● **Exercise**
The answer must be a word-for-word copy of the records below, with every picture left out.

####

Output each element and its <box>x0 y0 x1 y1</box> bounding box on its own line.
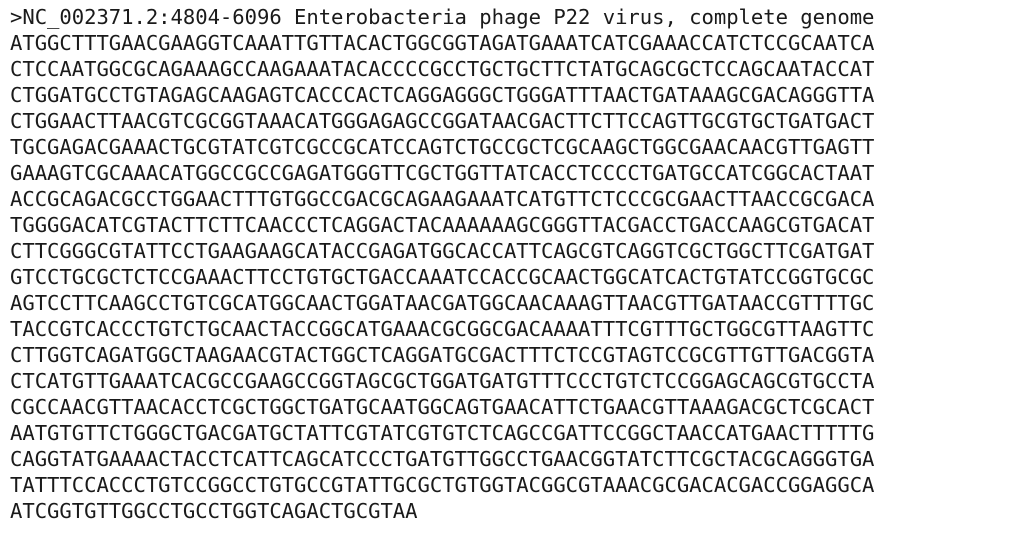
fasta-header-line: >NC_002371.2:4804-6096 Enterobacteria ph… <box>10 5 875 29</box>
sequence-line-2: CTCCAATGGCGCAGAAAGCCAAGAAATACACCCCGCCTGC… <box>10 57 875 81</box>
sequence-line-16: AATGTGTTCTGGGCTGACGATGCTATTCGTATCGTGTCTC… <box>10 421 875 445</box>
fasta-text-view: >NC_002371.2:4804-6096 Enterobacteria ph… <box>10 4 874 524</box>
sequence-line-7: ACCGCAGACGCCTGGAACTTTGTGGCCGACGCAGAAGAAA… <box>10 187 875 211</box>
sequence-line-13: CTTGGTCAGATGGCTAAGAACGTACTGGCTCAGGATGCGA… <box>10 343 875 367</box>
sequence-line-15: CGCCAACGTTAACACCTCGCTGGCTGATGCAATGGCAGTG… <box>10 395 875 419</box>
sequence-line-17: CAGGTATGAAAACTACCTCATTCAGCATCCCTGATGTTGG… <box>10 447 875 471</box>
sequence-line-4: CTGGAACTTAACGTCGCGGTAAACATGGGAGAGCCGGATA… <box>10 109 875 133</box>
sequence-line-12: TACCGTCACCCTGTCTGCAACTACCGGCATGAAACGCGGC… <box>10 317 875 341</box>
sequence-line-18: TATTTCCACCCTGTCCGGCCTGTGCCGTATTGCGCTGTGG… <box>10 473 875 497</box>
sequence-line-6: GAAAGTCGCAAACATGGCCGCCGAGATGGGTTCGCTGGTT… <box>10 161 875 185</box>
sequence-line-8: TGGGGACATCGTACTTCTTCAACCCTCAGGACTACAAAAA… <box>10 213 875 237</box>
sequence-line-11: AGTCCTTCAAGCCTGTCGCATGGCAACTGGATAACGATGG… <box>10 291 875 315</box>
sequence-line-10: GTCCTGCGCTCTCCGAAACTTCCTGTGCTGACCAAATCCA… <box>10 265 875 289</box>
sequence-line-9: CTTCGGGCGTATTCCTGAAGAAGCATACCGAGATGGCACC… <box>10 239 875 263</box>
sequence-line-14: CTCATGTTGAAATCACGCCGAAGCCGGTAGCGCTGGATGA… <box>10 369 875 393</box>
sequence-line-19: ATCGGTGTTGGCCTGCCTGGTCAGACTGCGTAA <box>10 499 418 523</box>
sequence-line-5: TGCGAGACGAAACTGCGTATCGTCGCCGCATCCAGTCTGC… <box>10 135 875 159</box>
sequence-line-1: ATGGCTTTGAACGAAGGTCAAATTGTTACACTGGCGGTAG… <box>10 31 875 55</box>
sequence-line-3: CTGGATGCCTGTAGAGCAAGAGTCACCCACTCAGGAGGGC… <box>10 83 875 107</box>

####

● **Expected output**
Output each element and its <box>x0 y0 x1 y1</box> bounding box on its own line.
fasta-header-line: >NC_002371.2:4804-6096 Enterobacteria ph… <box>10 5 875 29</box>
sequence-line-2: CTCCAATGGCGCAGAAAGCCAAGAAATACACCCCGCCTGC… <box>10 57 875 81</box>
sequence-line-16: AATGTGTTCTGGGCTGACGATGCTATTCGTATCGTGTCTC… <box>10 421 875 445</box>
fasta-text-view: >NC_002371.2:4804-6096 Enterobacteria ph… <box>10 4 874 524</box>
sequence-line-7: ACCGCAGACGCCTGGAACTTTGTGGCCGACGCAGAAGAAA… <box>10 187 875 211</box>
sequence-line-13: CTTGGTCAGATGGCTAAGAACGTACTGGCTCAGGATGCGA… <box>10 343 875 367</box>
sequence-line-15: CGCCAACGTTAACACCTCGCTGGCTGATGCAATGGCAGTG… <box>10 395 875 419</box>
sequence-line-17: CAGGTATGAAAACTACCTCATTCAGCATCCCTGATGTTGG… <box>10 447 875 471</box>
sequence-line-4: CTGGAACTTAACGTCGCGGTAAACATGGGAGAGCCGGATA… <box>10 109 875 133</box>
sequence-line-12: TACCGTCACCCTGTCTGCAACTACCGGCATGAAACGCGGC… <box>10 317 875 341</box>
sequence-line-18: TATTTCCACCCTGTCCGGCCTGTGCCGTATTGCGCTGTGG… <box>10 473 875 497</box>
sequence-line-6: GAAAGTCGCAAACATGGCCGCCGAGATGGGTTCGCTGGTT… <box>10 161 875 185</box>
sequence-line-8: TGGGGACATCGTACTTCTTCAACCCTCAGGACTACAAAAA… <box>10 213 875 237</box>
sequence-line-11: AGTCCTTCAAGCCTGTCGCATGGCAACTGGATAACGATGG… <box>10 291 875 315</box>
sequence-line-10: GTCCTGCGCTCTCCGAAACTTCCTGTGCTGACCAAATCCA… <box>10 265 875 289</box>
sequence-line-9: CTTCGGGCGTATTCCTGAAGAAGCATACCGAGATGGCACC… <box>10 239 875 263</box>
sequence-line-14: CTCATGTTGAAATCACGCCGAAGCCGGTAGCGCTGGATGA… <box>10 369 875 393</box>
sequence-line-19: ATCGGTGTTGGCCTGCCTGGTCAGACTGCGTAA <box>10 499 418 523</box>
sequence-line-5: TGCGAGACGAAACTGCGTATCGTCGCCGCATCCAGTCTGC… <box>10 135 875 159</box>
sequence-line-1: ATGGCTTTGAACGAAGGTCAAATTGTTACACTGGCGGTAG… <box>10 31 875 55</box>
sequence-line-3: CTGGATGCCTGTAGAGCAAGAGTCACCCACTCAGGAGGGC… <box>10 83 875 107</box>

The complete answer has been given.